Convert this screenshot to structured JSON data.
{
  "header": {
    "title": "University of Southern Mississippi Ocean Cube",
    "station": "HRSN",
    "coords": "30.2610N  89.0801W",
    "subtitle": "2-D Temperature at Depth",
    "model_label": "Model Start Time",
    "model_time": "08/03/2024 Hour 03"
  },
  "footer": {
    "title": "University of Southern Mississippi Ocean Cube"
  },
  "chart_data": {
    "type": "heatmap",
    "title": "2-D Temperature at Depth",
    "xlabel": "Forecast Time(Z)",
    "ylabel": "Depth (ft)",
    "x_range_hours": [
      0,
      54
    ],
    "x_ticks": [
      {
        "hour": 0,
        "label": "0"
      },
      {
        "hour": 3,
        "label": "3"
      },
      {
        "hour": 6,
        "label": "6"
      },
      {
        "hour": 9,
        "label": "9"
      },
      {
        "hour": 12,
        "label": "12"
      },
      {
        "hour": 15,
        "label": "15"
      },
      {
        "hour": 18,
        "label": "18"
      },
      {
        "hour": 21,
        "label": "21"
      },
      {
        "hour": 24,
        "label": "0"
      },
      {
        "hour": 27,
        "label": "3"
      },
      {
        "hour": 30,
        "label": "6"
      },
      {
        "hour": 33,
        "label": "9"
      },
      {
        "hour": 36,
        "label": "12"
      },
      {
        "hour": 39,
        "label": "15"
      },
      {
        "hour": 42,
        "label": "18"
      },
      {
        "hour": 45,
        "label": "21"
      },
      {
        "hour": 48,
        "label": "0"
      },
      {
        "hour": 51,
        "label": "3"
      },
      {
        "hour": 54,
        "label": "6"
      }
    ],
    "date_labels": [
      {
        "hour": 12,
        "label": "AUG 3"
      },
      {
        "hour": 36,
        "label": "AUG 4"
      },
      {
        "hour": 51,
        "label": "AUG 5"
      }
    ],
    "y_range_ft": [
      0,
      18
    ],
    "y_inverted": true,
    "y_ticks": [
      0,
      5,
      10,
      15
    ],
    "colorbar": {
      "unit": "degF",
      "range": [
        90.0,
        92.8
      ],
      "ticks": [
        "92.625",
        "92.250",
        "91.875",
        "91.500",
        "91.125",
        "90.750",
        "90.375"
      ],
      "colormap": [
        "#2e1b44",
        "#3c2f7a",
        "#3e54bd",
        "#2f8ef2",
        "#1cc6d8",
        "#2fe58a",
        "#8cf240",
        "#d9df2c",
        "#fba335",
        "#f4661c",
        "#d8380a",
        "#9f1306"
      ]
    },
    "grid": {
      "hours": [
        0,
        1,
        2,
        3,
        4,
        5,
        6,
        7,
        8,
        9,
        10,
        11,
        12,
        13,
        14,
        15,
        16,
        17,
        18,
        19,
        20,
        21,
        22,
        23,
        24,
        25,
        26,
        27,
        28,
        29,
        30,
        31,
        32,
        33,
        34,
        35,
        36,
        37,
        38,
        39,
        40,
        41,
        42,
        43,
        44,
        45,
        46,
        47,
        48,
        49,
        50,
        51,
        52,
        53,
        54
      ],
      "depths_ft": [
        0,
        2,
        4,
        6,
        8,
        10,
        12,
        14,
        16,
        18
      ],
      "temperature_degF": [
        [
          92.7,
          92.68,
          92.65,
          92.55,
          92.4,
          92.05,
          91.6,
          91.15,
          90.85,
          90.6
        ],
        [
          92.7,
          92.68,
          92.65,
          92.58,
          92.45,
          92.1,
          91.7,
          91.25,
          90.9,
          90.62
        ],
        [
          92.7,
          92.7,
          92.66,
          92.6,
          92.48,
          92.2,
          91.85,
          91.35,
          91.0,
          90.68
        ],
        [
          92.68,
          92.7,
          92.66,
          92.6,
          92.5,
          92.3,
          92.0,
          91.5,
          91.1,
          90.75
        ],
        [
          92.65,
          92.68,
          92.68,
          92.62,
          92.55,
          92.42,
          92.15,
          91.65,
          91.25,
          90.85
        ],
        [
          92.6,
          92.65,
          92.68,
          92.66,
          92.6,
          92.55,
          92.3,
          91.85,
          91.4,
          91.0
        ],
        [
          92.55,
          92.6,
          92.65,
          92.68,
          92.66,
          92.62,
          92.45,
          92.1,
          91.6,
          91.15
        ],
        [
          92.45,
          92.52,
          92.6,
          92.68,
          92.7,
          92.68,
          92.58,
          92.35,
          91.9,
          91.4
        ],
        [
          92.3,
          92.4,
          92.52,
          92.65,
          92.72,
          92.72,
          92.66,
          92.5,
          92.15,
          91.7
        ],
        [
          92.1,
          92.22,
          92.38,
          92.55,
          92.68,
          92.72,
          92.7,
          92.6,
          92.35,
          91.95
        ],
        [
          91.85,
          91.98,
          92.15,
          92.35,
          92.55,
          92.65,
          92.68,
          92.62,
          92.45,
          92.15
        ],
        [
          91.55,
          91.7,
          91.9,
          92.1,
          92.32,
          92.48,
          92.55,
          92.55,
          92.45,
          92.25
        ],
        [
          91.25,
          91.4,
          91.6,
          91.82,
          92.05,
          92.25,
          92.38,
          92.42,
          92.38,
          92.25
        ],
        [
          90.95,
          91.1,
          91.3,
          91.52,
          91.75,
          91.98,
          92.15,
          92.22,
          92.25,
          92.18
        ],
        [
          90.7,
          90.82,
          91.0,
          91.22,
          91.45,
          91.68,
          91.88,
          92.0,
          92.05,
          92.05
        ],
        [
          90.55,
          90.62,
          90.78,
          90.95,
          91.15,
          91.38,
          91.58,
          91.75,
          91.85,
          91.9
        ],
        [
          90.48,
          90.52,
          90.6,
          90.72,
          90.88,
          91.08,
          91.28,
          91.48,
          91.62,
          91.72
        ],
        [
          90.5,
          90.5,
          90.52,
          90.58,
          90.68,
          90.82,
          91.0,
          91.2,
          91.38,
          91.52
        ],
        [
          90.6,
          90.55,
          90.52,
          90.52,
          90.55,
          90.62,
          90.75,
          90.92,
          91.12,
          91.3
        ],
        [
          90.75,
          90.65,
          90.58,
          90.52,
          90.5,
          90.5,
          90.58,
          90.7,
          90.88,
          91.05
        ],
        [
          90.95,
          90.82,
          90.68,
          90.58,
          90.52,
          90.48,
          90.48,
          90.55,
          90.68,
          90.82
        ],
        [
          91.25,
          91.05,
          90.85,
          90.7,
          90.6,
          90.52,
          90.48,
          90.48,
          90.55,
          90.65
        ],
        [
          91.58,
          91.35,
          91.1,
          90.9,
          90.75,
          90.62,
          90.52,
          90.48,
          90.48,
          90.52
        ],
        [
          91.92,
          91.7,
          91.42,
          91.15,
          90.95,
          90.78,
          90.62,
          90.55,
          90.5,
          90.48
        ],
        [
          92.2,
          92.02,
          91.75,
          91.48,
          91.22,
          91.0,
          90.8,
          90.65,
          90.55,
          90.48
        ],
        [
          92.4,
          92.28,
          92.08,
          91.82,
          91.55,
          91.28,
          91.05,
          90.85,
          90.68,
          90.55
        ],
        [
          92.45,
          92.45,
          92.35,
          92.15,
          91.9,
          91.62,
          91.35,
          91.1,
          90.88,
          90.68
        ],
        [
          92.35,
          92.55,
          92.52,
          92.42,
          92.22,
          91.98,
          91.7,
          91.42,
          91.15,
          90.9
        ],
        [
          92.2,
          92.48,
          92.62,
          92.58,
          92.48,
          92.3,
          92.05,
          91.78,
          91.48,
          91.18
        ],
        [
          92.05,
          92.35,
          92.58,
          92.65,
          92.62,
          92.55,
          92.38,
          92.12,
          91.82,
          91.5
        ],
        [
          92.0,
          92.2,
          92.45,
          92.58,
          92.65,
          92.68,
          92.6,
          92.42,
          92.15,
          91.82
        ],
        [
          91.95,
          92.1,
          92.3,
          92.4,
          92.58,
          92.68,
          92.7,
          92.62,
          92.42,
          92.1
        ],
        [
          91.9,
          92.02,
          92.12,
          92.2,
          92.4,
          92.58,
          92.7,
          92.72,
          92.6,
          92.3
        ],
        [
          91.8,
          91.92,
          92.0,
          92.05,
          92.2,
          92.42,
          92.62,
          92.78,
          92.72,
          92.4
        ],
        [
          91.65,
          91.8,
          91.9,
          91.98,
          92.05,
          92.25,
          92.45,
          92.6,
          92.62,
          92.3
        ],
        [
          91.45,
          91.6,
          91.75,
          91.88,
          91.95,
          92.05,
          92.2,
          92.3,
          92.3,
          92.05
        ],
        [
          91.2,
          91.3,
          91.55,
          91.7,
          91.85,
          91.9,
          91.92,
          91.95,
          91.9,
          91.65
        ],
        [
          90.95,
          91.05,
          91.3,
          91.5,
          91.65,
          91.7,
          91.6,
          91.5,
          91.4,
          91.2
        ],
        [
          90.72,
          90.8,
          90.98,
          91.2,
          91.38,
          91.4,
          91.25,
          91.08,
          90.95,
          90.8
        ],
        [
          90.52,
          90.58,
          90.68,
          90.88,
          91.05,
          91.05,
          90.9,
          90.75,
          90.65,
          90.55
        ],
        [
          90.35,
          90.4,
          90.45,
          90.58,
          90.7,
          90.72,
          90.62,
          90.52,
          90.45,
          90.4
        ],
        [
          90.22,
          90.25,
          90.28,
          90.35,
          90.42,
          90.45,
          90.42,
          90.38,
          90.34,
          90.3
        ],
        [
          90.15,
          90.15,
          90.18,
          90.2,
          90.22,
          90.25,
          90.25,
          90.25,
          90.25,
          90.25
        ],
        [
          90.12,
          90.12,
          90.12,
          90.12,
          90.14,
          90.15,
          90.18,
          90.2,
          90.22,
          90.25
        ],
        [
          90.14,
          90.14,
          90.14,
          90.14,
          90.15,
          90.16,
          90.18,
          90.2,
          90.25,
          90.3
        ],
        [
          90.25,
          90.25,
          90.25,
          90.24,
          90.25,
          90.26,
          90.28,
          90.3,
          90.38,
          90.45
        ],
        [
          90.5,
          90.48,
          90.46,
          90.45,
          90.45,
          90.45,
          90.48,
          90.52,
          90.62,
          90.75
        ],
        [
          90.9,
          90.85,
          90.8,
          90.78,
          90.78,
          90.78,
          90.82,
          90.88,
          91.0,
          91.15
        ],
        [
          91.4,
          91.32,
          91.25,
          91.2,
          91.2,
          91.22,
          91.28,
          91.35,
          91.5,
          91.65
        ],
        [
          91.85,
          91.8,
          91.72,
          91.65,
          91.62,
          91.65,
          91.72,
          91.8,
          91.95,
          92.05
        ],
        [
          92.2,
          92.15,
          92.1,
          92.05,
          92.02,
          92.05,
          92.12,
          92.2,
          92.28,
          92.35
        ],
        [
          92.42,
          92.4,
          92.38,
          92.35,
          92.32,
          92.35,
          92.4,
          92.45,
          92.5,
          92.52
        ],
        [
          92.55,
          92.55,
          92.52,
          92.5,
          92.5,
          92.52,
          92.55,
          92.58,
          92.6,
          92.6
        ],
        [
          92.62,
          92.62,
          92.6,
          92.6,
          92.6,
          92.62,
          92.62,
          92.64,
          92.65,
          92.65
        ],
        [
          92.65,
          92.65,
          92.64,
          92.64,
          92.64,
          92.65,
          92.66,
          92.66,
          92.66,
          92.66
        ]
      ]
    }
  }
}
------------------------------
## Requirement
Among the records above, how many lines carry the string "Southern"? Reply with the number alone.

## The response
2